What you will do
Transcribe the stretch of lines from the one containing "filter-option[interactable]: 上周 [853,128,888,151]" through the one containing "table-cell-text: 一对一 [327,678,379,700]", both included, and reproduce each line unchanged.

Layout records
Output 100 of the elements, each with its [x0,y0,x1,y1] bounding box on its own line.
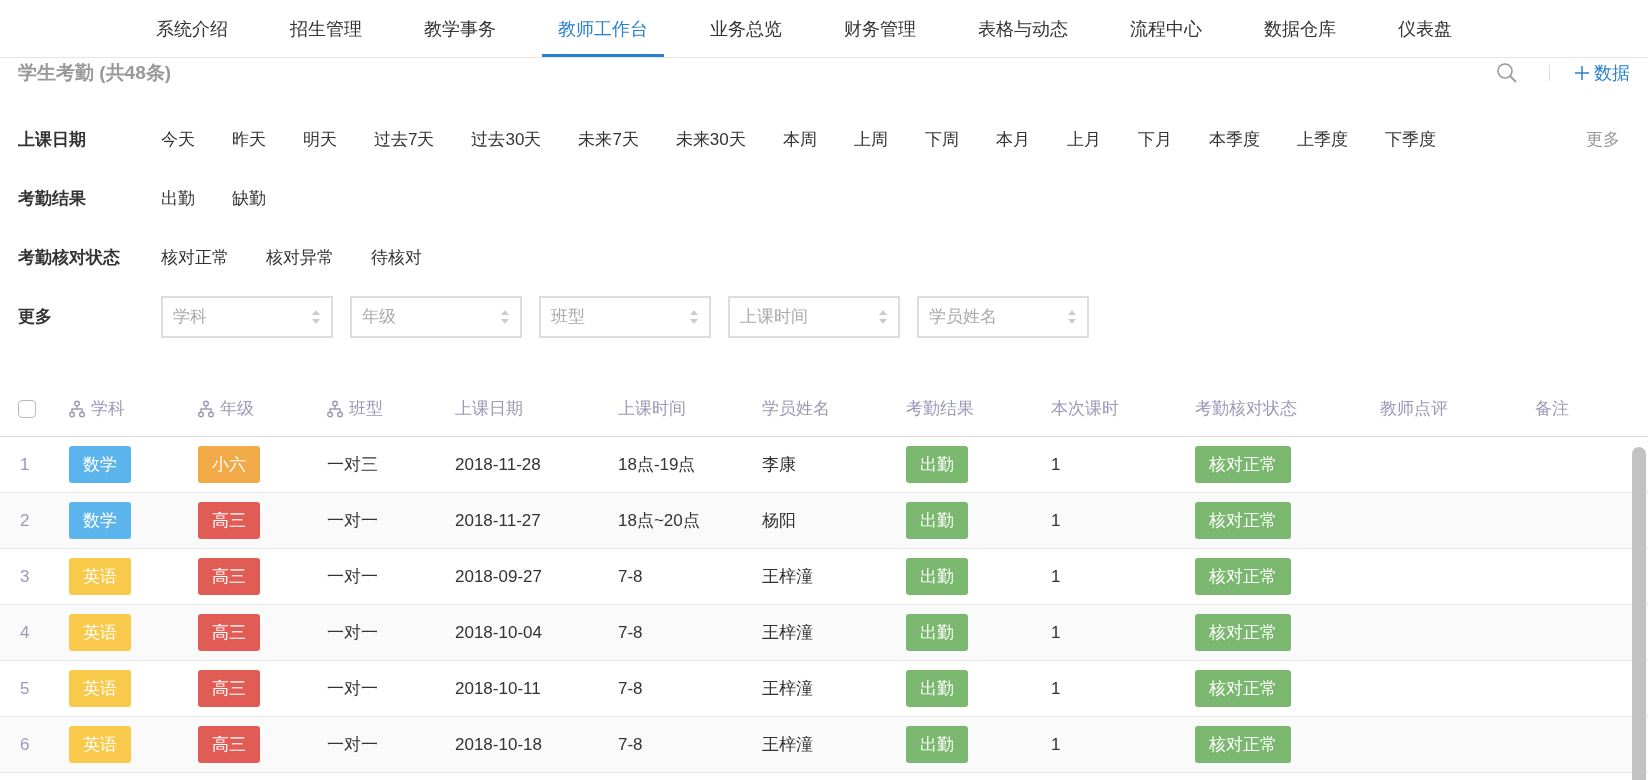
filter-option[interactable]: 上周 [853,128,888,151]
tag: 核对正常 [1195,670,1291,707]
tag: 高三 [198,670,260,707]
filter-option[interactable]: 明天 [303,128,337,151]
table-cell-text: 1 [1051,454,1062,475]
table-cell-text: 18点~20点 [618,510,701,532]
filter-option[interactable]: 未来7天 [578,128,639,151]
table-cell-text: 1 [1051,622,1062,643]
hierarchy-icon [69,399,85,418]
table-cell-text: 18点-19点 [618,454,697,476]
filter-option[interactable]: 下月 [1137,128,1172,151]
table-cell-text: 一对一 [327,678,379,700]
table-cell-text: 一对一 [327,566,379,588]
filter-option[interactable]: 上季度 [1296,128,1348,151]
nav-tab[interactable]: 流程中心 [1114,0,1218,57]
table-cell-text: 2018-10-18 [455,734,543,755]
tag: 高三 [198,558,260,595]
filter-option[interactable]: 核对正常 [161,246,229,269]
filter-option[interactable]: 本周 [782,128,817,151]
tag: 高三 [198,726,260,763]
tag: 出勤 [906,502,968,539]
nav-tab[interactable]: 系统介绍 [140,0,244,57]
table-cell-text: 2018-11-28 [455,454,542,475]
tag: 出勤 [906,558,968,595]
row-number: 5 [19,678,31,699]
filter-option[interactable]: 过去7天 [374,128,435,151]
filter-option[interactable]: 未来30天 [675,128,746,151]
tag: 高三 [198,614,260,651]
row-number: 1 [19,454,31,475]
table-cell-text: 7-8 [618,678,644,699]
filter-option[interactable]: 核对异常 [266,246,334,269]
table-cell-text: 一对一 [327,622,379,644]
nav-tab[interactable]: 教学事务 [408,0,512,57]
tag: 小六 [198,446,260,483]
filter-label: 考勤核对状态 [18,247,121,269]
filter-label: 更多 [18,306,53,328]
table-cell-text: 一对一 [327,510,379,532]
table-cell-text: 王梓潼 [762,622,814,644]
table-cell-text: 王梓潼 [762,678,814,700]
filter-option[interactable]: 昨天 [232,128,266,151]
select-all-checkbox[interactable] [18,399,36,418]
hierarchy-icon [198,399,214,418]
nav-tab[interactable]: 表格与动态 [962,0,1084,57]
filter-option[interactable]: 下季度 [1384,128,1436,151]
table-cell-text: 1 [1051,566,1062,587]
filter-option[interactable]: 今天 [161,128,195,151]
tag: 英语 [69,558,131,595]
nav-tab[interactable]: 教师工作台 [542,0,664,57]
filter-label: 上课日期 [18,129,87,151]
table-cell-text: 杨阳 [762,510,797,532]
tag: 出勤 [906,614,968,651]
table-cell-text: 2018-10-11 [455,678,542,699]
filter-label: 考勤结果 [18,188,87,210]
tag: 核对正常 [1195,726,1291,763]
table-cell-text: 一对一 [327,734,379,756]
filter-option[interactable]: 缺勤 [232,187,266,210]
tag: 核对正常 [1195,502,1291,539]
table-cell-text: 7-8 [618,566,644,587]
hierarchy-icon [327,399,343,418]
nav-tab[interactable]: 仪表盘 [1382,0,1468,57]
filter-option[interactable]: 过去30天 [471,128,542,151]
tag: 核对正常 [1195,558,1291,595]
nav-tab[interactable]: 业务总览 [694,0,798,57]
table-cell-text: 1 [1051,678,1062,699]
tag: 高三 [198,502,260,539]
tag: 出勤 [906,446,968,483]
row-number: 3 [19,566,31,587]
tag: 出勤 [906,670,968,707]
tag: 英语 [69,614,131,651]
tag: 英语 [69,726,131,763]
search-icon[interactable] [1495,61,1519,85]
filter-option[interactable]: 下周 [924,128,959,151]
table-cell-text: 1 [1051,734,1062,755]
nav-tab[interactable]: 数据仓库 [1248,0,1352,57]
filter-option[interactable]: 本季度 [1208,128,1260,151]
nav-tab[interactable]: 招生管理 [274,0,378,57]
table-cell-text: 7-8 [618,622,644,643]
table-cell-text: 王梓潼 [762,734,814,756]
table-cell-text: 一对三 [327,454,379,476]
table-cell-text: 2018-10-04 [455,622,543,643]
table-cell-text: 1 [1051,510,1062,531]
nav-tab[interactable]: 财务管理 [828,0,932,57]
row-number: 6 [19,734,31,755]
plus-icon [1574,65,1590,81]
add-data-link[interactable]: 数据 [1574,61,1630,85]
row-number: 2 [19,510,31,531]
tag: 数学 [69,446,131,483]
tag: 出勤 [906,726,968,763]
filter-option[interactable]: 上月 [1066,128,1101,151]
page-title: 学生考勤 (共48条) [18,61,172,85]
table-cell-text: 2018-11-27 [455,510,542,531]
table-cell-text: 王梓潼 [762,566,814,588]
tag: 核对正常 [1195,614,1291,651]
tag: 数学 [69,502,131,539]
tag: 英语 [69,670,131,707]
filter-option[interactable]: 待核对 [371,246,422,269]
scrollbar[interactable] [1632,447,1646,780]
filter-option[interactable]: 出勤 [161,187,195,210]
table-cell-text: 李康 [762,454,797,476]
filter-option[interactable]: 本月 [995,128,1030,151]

--

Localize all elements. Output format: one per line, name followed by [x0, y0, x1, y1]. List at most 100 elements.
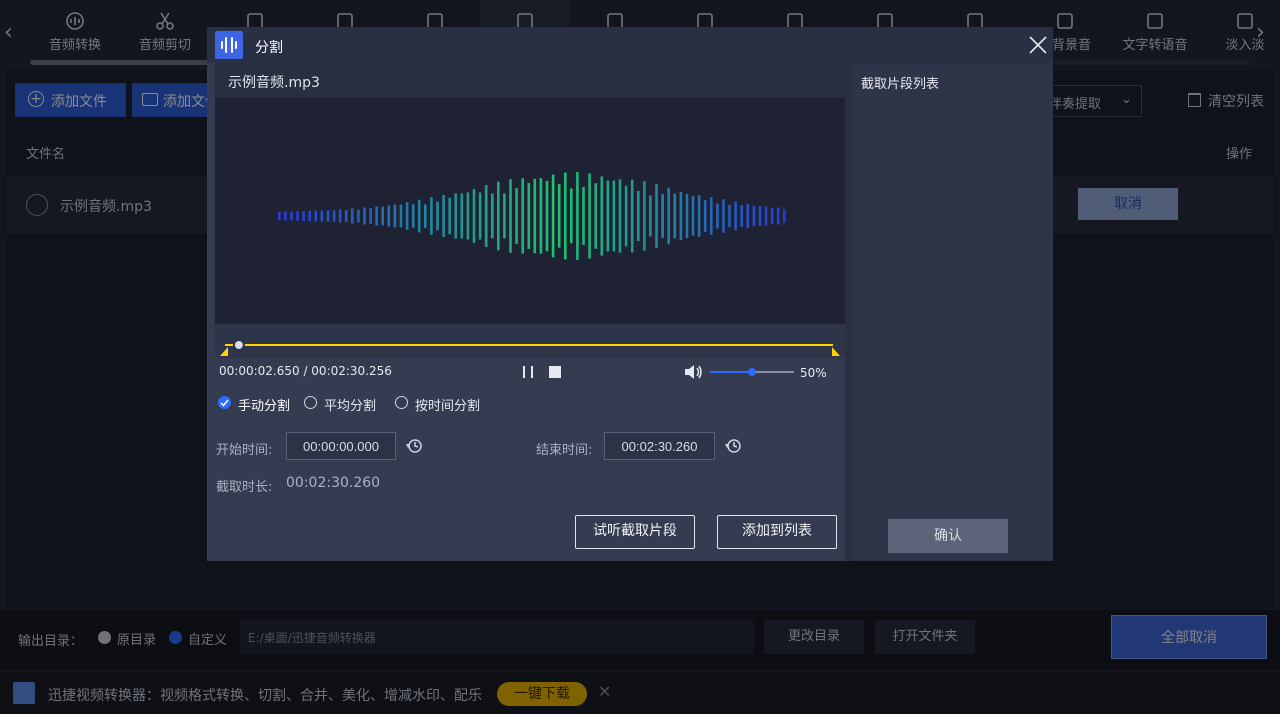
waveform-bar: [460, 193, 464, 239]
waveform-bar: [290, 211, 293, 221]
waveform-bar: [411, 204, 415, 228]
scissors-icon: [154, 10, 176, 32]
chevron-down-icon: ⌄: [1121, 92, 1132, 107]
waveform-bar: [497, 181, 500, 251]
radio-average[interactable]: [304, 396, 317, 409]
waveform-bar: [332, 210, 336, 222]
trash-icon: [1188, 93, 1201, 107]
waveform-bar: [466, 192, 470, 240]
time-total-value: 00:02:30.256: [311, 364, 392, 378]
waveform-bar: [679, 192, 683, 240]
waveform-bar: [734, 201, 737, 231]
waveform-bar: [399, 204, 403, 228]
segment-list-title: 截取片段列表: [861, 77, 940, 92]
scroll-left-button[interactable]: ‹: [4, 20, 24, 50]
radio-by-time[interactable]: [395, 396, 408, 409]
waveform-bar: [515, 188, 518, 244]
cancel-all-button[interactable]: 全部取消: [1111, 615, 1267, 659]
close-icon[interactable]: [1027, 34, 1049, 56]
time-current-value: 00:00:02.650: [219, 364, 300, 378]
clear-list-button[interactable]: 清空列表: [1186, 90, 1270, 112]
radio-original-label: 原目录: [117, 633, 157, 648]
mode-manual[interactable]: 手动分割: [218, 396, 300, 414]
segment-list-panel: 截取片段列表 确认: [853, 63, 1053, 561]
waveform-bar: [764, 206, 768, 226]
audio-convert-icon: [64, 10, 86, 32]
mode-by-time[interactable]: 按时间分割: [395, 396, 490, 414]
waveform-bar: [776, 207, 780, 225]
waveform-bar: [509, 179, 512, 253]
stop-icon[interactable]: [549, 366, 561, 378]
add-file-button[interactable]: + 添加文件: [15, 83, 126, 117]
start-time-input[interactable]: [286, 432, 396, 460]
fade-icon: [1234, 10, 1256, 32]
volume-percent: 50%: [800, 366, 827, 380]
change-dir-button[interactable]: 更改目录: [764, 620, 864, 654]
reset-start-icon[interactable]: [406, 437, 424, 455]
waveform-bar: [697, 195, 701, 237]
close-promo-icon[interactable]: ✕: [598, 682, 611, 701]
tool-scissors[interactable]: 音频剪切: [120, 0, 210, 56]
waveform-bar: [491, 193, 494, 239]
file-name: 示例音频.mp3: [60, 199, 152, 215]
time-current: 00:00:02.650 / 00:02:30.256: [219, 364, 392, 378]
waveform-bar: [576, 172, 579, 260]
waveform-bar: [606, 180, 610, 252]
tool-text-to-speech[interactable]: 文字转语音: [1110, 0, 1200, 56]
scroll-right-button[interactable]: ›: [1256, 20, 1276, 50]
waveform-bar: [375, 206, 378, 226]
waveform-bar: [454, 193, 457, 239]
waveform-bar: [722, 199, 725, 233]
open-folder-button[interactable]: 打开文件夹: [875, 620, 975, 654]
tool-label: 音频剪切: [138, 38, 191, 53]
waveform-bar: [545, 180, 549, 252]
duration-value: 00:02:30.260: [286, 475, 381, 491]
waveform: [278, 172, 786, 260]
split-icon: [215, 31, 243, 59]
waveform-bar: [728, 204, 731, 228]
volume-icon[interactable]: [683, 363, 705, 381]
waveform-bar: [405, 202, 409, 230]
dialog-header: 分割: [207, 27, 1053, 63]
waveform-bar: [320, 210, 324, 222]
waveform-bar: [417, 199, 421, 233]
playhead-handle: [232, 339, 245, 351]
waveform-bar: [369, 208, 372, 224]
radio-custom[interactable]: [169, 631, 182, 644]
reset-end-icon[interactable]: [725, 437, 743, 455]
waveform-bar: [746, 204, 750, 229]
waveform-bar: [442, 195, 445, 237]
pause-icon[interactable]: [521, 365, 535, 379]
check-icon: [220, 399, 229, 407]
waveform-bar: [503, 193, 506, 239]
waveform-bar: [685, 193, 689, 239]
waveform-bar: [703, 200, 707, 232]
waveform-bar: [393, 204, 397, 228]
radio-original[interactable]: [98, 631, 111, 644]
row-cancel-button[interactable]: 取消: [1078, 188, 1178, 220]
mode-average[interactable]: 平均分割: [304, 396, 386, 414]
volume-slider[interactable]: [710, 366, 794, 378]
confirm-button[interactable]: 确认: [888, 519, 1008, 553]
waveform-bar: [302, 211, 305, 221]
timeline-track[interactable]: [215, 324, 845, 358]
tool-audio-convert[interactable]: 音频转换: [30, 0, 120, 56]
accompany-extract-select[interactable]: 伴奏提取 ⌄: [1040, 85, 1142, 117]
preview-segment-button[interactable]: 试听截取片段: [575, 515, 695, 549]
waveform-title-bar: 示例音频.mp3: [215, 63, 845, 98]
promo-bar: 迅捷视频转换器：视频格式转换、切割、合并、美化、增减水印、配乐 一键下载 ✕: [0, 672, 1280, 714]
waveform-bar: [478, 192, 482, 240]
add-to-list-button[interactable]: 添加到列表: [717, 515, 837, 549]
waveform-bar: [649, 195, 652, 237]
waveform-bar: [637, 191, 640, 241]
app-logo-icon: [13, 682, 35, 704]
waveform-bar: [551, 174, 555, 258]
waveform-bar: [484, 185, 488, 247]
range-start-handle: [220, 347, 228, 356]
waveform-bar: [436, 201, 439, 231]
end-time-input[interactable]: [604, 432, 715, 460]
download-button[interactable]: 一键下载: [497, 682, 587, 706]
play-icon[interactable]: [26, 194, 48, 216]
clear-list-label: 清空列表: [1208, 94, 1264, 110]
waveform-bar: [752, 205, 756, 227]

Response below
filter-option[interactable]: 上周 [853,128,888,151]
tag: 核对正常 [1195,670,1291,707]
tag: 高三 [198,670,260,707]
filter-option[interactable]: 明天 [303,128,337,151]
table-cell-text: 1 [1051,454,1062,475]
table-cell-text: 18点~20点 [618,510,701,532]
filter-option[interactable]: 未来7天 [578,128,639,151]
table-cell-text: 1 [1051,622,1062,643]
hierarchy-icon [69,399,85,418]
table-cell-text: 18点-19点 [618,454,697,476]
filter-option[interactable]: 下月 [1137,128,1172,151]
table-cell-text: 一对一 [327,678,379,700]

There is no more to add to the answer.